▶ _The problem_
Copy each line with the word "text" in it.
begin
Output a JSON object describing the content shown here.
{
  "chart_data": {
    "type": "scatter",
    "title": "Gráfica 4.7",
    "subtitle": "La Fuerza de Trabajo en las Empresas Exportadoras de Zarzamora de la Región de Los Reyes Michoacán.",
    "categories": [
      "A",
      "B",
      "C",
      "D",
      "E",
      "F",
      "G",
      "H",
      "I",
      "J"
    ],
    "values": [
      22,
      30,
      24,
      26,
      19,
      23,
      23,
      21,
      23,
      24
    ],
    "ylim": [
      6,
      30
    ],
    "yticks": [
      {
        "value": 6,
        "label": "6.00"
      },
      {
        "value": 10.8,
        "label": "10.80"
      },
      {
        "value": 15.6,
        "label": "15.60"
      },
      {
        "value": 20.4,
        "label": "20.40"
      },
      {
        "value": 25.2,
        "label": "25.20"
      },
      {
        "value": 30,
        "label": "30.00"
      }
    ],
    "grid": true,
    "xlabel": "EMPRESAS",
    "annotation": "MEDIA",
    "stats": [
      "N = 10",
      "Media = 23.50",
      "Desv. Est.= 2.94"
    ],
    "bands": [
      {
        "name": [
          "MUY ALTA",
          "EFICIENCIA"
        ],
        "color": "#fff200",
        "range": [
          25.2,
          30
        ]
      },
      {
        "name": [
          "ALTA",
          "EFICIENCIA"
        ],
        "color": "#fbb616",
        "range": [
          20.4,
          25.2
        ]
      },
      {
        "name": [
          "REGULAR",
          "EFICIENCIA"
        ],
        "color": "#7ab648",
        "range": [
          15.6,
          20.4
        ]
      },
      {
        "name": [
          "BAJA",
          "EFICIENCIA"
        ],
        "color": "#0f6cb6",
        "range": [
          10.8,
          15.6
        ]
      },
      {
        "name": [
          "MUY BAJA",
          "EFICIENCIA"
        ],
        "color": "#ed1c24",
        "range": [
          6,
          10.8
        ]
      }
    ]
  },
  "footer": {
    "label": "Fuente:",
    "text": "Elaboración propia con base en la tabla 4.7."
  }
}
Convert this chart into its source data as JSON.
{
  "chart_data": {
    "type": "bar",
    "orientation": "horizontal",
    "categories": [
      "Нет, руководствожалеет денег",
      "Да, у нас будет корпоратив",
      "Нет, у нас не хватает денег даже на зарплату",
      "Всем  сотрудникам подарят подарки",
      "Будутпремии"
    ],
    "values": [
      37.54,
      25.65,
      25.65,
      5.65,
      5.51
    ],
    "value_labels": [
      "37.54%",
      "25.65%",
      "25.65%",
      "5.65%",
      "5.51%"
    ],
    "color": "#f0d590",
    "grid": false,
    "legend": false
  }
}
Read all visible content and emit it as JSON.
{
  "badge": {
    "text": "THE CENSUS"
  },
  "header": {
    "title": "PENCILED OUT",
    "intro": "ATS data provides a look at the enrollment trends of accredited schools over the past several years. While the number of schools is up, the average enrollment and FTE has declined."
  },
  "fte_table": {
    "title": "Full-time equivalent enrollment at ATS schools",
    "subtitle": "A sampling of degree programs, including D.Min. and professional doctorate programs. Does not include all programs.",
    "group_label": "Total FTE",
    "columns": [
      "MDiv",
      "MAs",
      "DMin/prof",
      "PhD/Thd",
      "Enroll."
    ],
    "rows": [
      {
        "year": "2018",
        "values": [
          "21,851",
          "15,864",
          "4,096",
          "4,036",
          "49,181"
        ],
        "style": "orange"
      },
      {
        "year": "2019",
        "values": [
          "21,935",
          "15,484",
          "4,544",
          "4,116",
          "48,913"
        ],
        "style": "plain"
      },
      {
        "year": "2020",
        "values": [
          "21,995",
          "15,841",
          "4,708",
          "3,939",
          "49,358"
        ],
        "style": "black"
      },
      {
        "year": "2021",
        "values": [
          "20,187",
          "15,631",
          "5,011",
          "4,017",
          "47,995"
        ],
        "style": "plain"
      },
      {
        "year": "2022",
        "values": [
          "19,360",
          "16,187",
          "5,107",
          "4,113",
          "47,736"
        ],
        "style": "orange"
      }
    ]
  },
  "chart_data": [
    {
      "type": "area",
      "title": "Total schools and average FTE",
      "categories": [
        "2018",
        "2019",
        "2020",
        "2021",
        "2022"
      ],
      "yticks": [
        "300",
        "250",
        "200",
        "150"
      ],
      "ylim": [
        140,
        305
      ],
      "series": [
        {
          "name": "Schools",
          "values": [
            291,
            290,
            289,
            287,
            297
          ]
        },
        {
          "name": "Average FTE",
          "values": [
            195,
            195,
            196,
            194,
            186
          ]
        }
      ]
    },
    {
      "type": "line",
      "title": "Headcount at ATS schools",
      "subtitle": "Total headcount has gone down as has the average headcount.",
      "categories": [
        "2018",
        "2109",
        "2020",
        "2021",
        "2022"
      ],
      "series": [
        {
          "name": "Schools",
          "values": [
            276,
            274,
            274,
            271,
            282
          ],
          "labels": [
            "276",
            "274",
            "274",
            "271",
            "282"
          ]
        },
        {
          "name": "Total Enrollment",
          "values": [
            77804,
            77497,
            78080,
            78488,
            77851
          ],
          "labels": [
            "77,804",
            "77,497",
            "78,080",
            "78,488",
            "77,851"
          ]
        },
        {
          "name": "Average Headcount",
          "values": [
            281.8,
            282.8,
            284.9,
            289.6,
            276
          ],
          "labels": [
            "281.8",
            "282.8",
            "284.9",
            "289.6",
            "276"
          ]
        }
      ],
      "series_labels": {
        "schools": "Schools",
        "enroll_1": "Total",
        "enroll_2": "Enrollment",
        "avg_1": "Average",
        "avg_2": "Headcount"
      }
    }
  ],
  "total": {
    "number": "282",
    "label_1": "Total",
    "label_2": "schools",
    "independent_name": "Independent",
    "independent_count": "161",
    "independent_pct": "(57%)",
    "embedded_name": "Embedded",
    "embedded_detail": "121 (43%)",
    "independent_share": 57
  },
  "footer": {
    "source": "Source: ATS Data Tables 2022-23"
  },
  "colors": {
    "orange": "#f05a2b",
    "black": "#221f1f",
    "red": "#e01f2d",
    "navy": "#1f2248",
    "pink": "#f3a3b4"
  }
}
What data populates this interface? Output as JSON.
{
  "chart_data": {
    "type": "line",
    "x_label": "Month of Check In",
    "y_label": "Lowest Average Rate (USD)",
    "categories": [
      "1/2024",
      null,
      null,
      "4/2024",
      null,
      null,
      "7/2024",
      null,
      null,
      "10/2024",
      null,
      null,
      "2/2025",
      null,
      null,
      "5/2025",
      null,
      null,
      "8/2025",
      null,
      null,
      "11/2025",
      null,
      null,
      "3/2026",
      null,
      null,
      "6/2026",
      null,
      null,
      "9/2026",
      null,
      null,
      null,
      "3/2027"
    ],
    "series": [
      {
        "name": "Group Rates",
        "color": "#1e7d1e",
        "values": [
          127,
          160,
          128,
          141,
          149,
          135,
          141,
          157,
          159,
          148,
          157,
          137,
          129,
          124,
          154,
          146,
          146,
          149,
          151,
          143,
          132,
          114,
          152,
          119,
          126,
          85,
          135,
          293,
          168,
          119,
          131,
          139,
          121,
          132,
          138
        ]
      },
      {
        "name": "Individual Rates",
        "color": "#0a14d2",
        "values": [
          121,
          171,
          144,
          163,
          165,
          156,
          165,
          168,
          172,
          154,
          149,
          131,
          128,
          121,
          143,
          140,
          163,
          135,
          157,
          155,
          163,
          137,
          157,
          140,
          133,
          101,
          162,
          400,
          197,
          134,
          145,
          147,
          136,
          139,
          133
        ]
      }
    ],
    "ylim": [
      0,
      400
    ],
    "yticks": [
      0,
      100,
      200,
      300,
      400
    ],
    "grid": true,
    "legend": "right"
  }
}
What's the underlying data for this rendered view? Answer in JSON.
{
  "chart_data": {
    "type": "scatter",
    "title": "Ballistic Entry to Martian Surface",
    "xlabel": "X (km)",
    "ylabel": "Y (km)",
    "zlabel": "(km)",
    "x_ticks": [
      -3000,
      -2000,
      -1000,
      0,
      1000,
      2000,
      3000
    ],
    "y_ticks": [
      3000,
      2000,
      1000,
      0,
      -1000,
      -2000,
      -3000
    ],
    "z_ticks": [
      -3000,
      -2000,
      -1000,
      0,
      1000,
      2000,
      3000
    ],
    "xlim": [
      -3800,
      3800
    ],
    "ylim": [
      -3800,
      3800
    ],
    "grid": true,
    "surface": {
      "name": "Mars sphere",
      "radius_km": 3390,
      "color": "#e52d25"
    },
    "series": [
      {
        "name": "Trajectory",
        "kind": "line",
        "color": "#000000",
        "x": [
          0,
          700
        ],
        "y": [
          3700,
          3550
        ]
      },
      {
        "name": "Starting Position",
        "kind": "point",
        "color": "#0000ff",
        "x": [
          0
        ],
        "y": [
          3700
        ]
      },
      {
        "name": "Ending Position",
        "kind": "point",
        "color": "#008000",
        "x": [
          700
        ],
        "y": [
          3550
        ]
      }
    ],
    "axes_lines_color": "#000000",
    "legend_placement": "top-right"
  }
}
end
▶ _Solution to the exercise_
    "text": "Elaboración propia con base en la tabla 4.7."
    "text": "THE CENSUS"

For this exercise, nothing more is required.